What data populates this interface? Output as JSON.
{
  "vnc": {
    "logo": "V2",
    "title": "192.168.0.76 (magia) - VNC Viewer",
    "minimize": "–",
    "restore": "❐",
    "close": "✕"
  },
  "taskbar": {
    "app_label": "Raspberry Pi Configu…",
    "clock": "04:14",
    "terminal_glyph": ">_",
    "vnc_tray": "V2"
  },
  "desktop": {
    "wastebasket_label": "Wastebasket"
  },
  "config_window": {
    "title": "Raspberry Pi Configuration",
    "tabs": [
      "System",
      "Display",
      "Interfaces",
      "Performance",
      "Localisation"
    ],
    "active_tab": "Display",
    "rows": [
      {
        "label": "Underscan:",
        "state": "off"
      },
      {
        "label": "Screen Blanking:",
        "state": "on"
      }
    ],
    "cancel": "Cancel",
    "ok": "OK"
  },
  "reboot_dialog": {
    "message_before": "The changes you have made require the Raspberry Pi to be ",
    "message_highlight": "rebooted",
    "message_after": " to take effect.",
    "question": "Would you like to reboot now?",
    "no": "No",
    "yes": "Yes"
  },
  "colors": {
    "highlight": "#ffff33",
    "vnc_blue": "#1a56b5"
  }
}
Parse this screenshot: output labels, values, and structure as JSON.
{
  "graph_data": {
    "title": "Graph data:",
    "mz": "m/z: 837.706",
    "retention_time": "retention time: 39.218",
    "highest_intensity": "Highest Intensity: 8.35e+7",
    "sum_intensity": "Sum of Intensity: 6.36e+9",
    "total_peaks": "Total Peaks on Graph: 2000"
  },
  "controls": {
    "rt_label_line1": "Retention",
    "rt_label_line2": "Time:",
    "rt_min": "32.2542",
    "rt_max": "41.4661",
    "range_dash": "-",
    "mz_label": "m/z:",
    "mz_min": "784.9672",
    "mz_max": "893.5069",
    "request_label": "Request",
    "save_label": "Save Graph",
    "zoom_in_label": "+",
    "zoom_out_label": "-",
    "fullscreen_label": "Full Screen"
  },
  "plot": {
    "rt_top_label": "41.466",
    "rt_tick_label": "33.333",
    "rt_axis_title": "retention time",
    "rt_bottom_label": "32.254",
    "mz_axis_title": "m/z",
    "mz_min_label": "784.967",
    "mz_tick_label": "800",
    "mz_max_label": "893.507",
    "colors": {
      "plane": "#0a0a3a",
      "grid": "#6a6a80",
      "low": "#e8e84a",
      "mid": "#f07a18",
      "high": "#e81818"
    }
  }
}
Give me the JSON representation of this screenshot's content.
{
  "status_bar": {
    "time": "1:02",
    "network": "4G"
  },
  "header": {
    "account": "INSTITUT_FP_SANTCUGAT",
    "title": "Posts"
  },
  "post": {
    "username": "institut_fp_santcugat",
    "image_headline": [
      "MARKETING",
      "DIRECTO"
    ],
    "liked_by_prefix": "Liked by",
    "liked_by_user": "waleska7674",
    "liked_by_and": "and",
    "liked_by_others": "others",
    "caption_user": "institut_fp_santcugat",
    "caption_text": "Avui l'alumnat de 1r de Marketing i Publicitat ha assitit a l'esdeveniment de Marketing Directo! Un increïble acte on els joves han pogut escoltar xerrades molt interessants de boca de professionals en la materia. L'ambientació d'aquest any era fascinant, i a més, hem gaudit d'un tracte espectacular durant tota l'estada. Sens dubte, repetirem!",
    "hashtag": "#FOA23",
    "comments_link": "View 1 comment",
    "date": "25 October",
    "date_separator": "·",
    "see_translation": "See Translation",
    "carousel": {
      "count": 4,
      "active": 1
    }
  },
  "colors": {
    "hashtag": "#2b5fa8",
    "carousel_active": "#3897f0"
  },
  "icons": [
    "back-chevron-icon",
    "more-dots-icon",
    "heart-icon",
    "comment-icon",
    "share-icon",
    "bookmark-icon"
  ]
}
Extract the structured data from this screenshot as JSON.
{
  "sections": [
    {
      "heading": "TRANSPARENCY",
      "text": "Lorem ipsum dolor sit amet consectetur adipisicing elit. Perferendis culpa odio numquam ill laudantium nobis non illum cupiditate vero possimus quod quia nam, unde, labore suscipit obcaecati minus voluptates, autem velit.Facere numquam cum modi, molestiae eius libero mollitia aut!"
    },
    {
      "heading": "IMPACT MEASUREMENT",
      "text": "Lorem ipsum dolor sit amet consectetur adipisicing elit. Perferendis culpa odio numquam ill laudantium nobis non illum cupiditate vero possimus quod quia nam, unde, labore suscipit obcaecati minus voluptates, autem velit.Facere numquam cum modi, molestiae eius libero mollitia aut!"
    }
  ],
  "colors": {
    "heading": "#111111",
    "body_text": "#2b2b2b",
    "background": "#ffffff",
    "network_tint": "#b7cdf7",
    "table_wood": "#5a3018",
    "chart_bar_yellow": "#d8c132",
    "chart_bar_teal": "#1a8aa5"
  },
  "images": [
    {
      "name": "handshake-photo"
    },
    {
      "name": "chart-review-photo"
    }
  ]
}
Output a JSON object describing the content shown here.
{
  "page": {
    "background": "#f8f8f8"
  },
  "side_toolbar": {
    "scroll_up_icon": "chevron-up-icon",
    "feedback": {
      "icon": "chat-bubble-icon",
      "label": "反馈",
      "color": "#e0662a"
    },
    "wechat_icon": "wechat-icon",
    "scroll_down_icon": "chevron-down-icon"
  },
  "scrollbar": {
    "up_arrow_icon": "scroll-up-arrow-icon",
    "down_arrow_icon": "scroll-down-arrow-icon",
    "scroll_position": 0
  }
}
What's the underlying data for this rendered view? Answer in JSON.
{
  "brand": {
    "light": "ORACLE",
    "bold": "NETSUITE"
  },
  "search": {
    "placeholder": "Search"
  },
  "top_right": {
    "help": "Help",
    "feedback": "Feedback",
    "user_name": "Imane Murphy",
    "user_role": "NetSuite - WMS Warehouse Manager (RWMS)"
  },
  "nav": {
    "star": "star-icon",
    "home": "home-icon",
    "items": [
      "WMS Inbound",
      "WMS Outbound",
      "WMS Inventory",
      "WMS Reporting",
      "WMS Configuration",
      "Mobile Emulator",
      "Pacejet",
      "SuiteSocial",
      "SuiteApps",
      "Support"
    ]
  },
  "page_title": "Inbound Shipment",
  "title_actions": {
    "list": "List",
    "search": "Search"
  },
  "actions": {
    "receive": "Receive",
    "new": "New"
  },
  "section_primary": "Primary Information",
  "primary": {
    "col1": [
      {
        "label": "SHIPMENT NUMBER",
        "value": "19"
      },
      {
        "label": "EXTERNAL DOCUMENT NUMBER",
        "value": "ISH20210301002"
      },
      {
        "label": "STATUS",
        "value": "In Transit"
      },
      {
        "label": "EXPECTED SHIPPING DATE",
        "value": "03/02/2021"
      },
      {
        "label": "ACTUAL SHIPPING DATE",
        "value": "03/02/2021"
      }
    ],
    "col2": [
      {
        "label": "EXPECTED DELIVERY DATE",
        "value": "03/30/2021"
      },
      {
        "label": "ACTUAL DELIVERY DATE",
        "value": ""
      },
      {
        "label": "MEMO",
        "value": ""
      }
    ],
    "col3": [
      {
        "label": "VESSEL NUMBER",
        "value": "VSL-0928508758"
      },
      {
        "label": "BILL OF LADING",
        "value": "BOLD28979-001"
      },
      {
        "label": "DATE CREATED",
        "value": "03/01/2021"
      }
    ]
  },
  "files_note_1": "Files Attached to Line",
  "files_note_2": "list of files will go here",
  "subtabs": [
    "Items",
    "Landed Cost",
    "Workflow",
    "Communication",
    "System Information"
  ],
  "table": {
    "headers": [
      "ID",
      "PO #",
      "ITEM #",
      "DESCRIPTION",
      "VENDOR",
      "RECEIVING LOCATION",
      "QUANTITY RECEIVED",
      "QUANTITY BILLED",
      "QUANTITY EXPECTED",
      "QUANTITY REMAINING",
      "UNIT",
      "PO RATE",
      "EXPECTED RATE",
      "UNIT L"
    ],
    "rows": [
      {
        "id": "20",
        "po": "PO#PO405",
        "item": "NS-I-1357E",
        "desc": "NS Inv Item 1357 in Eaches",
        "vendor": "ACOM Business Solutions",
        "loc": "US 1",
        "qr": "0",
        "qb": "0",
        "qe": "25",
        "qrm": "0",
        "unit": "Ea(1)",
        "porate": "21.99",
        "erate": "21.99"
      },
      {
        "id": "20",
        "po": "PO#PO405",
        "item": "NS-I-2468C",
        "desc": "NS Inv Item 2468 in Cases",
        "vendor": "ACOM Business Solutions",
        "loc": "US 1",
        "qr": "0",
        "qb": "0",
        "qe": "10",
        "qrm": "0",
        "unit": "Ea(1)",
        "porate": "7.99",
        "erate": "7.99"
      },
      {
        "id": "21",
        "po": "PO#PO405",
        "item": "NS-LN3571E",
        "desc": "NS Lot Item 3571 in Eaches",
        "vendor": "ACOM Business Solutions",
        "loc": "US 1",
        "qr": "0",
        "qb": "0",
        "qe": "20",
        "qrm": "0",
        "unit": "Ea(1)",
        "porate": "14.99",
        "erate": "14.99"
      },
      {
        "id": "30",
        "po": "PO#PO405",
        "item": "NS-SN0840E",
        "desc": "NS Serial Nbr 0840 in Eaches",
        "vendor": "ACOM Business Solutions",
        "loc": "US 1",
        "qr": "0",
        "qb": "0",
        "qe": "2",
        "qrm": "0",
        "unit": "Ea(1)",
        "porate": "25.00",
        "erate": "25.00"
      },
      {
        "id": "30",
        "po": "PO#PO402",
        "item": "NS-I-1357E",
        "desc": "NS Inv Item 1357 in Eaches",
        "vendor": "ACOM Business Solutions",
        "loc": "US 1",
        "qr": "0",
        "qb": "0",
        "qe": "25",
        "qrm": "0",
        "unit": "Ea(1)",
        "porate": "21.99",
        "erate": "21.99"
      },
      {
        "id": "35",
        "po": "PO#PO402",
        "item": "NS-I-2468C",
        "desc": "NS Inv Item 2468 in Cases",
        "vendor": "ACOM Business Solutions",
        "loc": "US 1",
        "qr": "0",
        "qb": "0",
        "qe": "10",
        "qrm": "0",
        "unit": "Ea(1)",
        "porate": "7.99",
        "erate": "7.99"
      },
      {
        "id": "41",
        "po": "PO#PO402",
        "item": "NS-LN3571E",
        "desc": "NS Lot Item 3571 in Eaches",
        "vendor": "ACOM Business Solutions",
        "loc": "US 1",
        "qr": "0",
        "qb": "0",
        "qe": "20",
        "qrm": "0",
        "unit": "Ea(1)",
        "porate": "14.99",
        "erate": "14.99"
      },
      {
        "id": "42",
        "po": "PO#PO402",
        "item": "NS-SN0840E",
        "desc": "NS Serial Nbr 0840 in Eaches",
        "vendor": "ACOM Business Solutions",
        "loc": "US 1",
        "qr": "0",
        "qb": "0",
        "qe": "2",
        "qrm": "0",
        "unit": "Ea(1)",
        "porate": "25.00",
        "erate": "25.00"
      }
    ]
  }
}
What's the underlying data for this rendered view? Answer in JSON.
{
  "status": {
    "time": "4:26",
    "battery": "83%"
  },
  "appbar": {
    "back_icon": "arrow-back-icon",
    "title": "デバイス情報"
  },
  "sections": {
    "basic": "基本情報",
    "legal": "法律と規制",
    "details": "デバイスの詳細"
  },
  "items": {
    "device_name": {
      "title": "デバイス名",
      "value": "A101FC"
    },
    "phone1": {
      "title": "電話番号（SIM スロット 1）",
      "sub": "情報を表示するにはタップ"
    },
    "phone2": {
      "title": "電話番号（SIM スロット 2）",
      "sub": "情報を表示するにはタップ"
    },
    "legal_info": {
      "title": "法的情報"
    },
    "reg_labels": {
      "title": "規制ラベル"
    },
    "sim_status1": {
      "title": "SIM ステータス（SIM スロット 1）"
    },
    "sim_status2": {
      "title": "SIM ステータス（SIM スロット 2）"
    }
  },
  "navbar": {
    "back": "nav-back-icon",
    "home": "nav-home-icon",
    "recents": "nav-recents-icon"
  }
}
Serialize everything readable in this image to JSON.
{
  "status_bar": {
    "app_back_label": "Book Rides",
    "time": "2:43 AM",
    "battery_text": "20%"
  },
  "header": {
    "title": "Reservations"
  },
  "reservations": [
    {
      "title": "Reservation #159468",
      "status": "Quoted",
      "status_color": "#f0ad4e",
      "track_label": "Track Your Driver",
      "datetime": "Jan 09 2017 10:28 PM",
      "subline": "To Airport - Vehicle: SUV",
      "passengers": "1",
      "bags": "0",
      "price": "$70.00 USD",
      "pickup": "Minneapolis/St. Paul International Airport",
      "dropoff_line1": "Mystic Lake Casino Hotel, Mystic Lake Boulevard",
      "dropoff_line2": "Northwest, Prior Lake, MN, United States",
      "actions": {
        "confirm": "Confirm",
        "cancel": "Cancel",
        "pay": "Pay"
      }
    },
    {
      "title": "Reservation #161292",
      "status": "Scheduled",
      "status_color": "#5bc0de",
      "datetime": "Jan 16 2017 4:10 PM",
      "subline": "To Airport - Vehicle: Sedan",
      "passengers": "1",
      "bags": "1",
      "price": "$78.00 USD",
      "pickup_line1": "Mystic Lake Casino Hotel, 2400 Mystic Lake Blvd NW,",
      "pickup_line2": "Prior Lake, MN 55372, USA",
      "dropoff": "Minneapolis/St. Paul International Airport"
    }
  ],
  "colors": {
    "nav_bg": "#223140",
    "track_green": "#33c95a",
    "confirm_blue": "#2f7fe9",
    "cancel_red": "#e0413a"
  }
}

○ ○ ○ ○ ○

Challenge:
Copy out each line of the data containing the string "Airport".

Response to this task:
      "subline": "To Airport - Vehicle: SUV",
      "pickup": "Minneapolis/St. Paul International Airport",
      "subline": "To Airport - Vehicle: Sedan",
      "dropoff": "Minneapolis/St. Paul International Airport"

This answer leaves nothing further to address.